What is required:
Write out all of the entries exactly, please.

Source material:

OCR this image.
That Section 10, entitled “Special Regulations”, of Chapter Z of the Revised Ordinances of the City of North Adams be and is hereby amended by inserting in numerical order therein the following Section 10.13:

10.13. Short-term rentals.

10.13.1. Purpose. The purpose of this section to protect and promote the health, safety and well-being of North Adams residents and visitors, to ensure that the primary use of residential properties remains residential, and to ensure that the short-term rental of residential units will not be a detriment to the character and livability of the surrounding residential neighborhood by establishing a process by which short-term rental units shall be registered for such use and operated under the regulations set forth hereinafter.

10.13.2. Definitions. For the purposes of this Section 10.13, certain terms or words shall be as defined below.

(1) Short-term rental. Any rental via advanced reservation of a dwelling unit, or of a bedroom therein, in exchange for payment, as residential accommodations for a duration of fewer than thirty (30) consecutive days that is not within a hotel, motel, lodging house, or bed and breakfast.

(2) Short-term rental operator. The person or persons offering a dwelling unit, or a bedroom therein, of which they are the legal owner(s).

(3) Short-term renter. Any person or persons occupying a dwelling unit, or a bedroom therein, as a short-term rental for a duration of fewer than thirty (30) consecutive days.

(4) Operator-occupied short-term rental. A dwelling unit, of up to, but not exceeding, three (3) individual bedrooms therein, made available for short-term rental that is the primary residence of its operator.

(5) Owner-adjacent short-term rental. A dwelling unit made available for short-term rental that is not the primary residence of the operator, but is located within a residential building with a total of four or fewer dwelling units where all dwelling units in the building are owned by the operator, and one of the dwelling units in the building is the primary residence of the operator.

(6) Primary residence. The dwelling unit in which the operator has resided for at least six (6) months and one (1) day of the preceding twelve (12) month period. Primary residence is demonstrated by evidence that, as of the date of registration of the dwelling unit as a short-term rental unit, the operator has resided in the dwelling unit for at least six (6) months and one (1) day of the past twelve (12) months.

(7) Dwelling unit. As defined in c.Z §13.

Output:
OCR this image.
That Section 10, entitled “Special Regulations”, of Chapter Z of the Revised Ordinances of the City of North Adams be and is hereby amended by inserting in numerical order therein the following Section 10.13:

10.13. Short-term rentals.

10.13.1. Purpose. The purpose of this section to protect and promote the health, safety and well-being of North Adams residents and visitors, to ensure that the primary use of residential properties remains residential, and to ensure that the short-term rental of residential units will not be a detriment to the character and livability of the surrounding residential neighborhood by establishing a process by which short-term rental units shall be registered for such use and operated under the regulations set forth hereinafter.

10.13.2. Definitions. For the purposes of this Section 10.13, certain terms or words shall be as defined below.

(1) Short-term rental. Any rental via advanced reservation of a dwelling unit, or of a bedroom therein, in exchange for payment, as residential accommodations for a duration of fewer than thirty (30) consecutive days that is not within a hotel, motel, lodging house, or bed and breakfast.

(2) Short-term rental operator. The person or persons offering a dwelling unit, or a bedroom therein, of which they are the legal owner(s).

(3) Short-term renter. Any person or persons occupying a dwelling unit, or a bedroom therein, as a short-term rental for a duration of fewer than thirty (30) consecutive days.

(4) Operator-occupied short-term rental. A dwelling unit, of up to, but not exceeding, three (3) individual bedrooms therein, made available for short-term rental that is the primary residence of its operator.

(5) Owner-adjacent short-term rental. A dwelling unit made available for short-term rental that is not the primary residence of the operator, but is located within a residential building with a total of four or fewer dwelling units where all dwelling units in the building are owned by the operator, and one of the dwelling units in the building is the primary residence of the operator.

(6) Primary residence. The dwelling unit in which the operator has resided for at least six (6) months and one (1) day of the preceding twelve (12) month period. Primary residence is demonstrated by evidence that, as of the date of registration of the dwelling unit as a short-term rental unit, the operator has resided in the dwelling unit for at least six (6) months and one (1) day of the past twelve (12) months.

(7) Dwelling unit. As defined in c.Z §13.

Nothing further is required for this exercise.